**SUPPLIED ENTRIES:**
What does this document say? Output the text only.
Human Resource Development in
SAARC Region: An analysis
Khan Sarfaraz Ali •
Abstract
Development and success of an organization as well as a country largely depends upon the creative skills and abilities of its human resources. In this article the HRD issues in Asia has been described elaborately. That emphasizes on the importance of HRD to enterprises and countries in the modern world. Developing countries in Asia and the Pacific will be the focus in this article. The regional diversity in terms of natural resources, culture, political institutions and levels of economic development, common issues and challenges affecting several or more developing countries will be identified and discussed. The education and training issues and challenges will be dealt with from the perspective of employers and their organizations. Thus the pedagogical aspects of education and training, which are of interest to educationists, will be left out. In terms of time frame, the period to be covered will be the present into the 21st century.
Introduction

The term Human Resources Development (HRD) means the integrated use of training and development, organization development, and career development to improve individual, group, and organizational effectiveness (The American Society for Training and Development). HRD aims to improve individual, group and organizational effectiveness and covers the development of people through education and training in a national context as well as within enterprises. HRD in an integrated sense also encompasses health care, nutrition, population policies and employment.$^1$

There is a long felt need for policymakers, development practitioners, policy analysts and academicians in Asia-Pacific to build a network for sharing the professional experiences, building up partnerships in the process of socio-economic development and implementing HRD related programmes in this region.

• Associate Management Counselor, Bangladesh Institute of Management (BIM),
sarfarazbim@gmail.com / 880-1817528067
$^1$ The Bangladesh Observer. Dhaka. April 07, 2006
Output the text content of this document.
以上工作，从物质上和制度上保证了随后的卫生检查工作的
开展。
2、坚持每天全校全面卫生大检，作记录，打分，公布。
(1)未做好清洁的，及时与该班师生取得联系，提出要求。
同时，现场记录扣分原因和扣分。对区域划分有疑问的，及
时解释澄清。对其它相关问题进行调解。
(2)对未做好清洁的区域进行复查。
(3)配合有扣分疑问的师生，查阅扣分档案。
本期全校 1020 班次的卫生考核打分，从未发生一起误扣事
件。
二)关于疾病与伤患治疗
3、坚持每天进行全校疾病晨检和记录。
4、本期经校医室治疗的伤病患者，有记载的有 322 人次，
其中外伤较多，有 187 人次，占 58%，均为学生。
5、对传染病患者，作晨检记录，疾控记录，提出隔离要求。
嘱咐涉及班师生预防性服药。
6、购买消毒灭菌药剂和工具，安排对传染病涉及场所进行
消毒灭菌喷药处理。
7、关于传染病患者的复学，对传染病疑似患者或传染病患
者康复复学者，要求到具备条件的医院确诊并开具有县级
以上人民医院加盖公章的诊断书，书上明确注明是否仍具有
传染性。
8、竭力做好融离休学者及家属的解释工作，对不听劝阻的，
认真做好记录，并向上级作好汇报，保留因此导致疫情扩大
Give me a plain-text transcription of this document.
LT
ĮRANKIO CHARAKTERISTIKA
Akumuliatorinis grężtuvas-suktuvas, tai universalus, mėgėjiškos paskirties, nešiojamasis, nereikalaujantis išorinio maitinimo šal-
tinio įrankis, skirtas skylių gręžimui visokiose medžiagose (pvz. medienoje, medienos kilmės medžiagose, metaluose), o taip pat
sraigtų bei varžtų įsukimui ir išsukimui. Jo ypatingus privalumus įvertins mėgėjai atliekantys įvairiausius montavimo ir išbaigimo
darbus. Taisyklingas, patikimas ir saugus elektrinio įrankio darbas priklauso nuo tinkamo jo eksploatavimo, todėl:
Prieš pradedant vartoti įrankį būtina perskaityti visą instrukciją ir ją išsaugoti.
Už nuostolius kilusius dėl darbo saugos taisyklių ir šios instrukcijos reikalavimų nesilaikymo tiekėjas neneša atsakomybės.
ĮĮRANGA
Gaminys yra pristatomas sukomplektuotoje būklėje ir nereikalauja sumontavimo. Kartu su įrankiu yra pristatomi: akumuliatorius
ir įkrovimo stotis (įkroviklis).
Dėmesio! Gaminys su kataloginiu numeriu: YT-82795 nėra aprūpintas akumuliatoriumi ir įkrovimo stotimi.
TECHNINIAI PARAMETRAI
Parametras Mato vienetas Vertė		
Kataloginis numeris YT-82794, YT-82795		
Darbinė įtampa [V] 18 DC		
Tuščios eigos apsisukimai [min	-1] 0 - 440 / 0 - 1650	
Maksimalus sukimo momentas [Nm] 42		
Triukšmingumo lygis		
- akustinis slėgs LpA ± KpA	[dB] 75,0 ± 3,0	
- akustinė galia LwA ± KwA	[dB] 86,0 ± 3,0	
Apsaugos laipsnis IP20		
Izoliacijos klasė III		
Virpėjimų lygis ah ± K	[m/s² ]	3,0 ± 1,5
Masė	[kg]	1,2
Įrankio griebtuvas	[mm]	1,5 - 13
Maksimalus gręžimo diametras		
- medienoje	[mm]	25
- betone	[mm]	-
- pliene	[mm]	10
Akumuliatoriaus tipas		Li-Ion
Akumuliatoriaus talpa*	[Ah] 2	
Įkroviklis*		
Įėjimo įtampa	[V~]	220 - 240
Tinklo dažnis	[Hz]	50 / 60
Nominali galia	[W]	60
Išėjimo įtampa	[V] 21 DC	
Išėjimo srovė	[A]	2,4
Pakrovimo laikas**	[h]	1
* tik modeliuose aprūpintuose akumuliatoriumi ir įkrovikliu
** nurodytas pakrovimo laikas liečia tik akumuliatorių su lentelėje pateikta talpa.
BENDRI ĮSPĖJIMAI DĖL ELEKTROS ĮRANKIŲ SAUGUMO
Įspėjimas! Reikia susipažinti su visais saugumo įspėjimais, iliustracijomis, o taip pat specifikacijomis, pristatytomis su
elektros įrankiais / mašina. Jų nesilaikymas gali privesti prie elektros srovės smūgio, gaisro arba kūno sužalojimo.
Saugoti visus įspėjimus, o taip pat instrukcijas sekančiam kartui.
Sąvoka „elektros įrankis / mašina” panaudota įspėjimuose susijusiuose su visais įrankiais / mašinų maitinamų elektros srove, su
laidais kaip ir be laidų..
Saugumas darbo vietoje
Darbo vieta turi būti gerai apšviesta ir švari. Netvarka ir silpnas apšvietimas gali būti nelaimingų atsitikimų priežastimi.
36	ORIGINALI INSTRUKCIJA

**DIRECTIVE:** Transcribe each entry exactly.

**FINAL RESULT:**
What does this document say? Output the text only.
Human Resource Development in
SAARC Region: An analysis
Khan Sarfaraz Ali •
Abstract
Development and success of an organization as well as a country largely depends upon the creative skills and abilities of its human resources. In this article the HRD issues in Asia has been described elaborately. That emphasizes on the importance of HRD to enterprises and countries in the modern world. Developing countries in Asia and the Pacific will be the focus in this article. The regional diversity in terms of natural resources, culture, political institutions and levels of economic development, common issues and challenges affecting several or more developing countries will be identified and discussed. The education and training issues and challenges will be dealt with from the perspective of employers and their organizations. Thus the pedagogical aspects of education and training, which are of interest to educationists, will be left out. In terms of time frame, the period to be covered will be the present into the 21st century.
Introduction

The term Human Resources Development (HRD) means the integrated use of training and development, organization development, and career development to improve individual, group, and organizational effectiveness (The American Society for Training and Development). HRD aims to improve individual, group and organizational effectiveness and covers the development of people through education and training in a national context as well as within enterprises. HRD in an integrated sense also encompasses health care, nutrition, population policies and employment.$^1$

There is a long felt need for policymakers, development practitioners, policy analysts and academicians in Asia-Pacific to build a network for sharing the professional experiences, building up partnerships in the process of socio-economic development and implementing HRD related programmes in this region.

• Associate Management Counselor, Bangladesh Institute of Management (BIM),
sarfarazbim@gmail.com / 880-1817528067
$^1$ The Bangladesh Observer. Dhaka. April 07, 2006
Output the text content of this document.
以上工作，从物质上和制度上保证了随后的卫生检查工作的
开展。
2、坚持每天全校全面卫生大检，作记录，打分，公布。
(1)未做好清洁的，及时与该班师生取得联系，提出要求。
同时，现场记录扣分原因和扣分。对区域划分有疑问的，及
时解释澄清。对其它相关问题进行调解。
(2)对未做好清洁的区域进行复查。
(3)配合有扣分疑问的师生，查阅扣分档案。
本期全校 1020 班次的卫生考核打分，从未发生一起误扣事
件。
二)关于疾病与伤患治疗
3、坚持每天进行全校疾病晨检和记录。
4、本期经校医室治疗的伤病患者，有记载的有 322 人次，
其中外伤较多，有 187 人次，占 58%，均为学生。
5、对传染病患者，作晨检记录，疾控记录，提出隔离要求。
嘱咐涉及班师生预防性服药。
6、购买消毒灭菌药剂和工具，安排对传染病涉及场所进行
消毒灭菌喷药处理。
7、关于传染病患者的复学，对传染病疑似患者或传染病患
者康复复学者，要求到具备条件的医院确诊并开具有县级
以上人民医院加盖公章的诊断书，书上明确注明是否仍具有
传染性。
8、竭力做好融离休学者及家属的解释工作，对不听劝阻的，
认真做好记录，并向上级作好汇报，保留因此导致疫情扩大
Give me a plain-text transcription of this document.
LT
ĮRANKIO CHARAKTERISTIKA
Akumuliatorinis grężtuvas-suktuvas, tai universalus, mėgėjiškos paskirties, nešiojamasis, nereikalaujantis išorinio maitinimo šal-
tinio įrankis, skirtas skylių gręžimui visokiose medžiagose (pvz. medienoje, medienos kilmės medžiagose, metaluose), o taip pat
sraigtų bei varžtų įsukimui ir išsukimui. Jo ypatingus privalumus įvertins mėgėjai atliekantys įvairiausius montavimo ir išbaigimo
darbus. Taisyklingas, patikimas ir saugus elektrinio įrankio darbas priklauso nuo tinkamo jo eksploatavimo, todėl:
Prieš pradedant vartoti įrankį būtina perskaityti visą instrukciją ir ją išsaugoti.
Už nuostolius kilusius dėl darbo saugos taisyklių ir šios instrukcijos reikalavimų nesilaikymo tiekėjas neneša atsakomybės.
ĮĮRANGA
Gaminys yra pristatomas sukomplektuotoje būklėje ir nereikalauja sumontavimo. Kartu su įrankiu yra pristatomi: akumuliatorius
ir įkrovimo stotis (įkroviklis).
Dėmesio! Gaminys su kataloginiu numeriu: YT-82795 nėra aprūpintas akumuliatoriumi ir įkrovimo stotimi.
TECHNINIAI PARAMETRAI
Parametras Mato vienetas Vertė		
Kataloginis numeris YT-82794, YT-82795		
Darbinė įtampa [V] 18 DC		
Tuščios eigos apsisukimai [min	-1] 0 - 440 / 0 - 1650	
Maksimalus sukimo momentas [Nm] 42		
Triukšmingumo lygis		
- akustinis slėgs LpA ± KpA	[dB] 75,0 ± 3,0	
- akustinė galia LwA ± KwA	[dB] 86,0 ± 3,0	
Apsaugos laipsnis IP20		
Izoliacijos klasė III		
Virpėjimų lygis ah ± K	[m/s² ]	3,0 ± 1,5
Masė	[kg]	1,2
Įrankio griebtuvas	[mm]	1,5 - 13
Maksimalus gręžimo diametras		
- medienoje	[mm]	25
- betone	[mm]	-
- pliene	[mm]	10
Akumuliatoriaus tipas		Li-Ion
Akumuliatoriaus talpa*	[Ah] 2	
Įkroviklis*		
Įėjimo įtampa	[V~]	220 - 240
Tinklo dažnis	[Hz]	50 / 60
Nominali galia	[W]	60
Išėjimo įtampa	[V] 21 DC	
Išėjimo srovė	[A]	2,4
Pakrovimo laikas**	[h]	1
* tik modeliuose aprūpintuose akumuliatoriumi ir įkrovikliu
** nurodytas pakrovimo laikas liečia tik akumuliatorių su lentelėje pateikta talpa.
BENDRI ĮSPĖJIMAI DĖL ELEKTROS ĮRANKIŲ SAUGUMO
Įspėjimas! Reikia susipažinti su visais saugumo įspėjimais, iliustracijomis, o taip pat specifikacijomis, pristatytomis su
elektros įrankiais / mašina. Jų nesilaikymas gali privesti prie elektros srovės smūgio, gaisro arba kūno sužalojimo.
Saugoti visus įspėjimus, o taip pat instrukcijas sekančiam kartui.
Sąvoka „elektros įrankis / mašina” panaudota įspėjimuose susijusiuose su visais įrankiais / mašinų maitinamų elektros srove, su
laidais kaip ir be laidų..
Saugumas darbo vietoje
Darbo vieta turi būti gerai apšviesta ir švari. Netvarka ir silpnas apšvietimas gali būti nelaimingų atsitikimų priežastimi.
36	ORIGINALI INSTRUKCIJA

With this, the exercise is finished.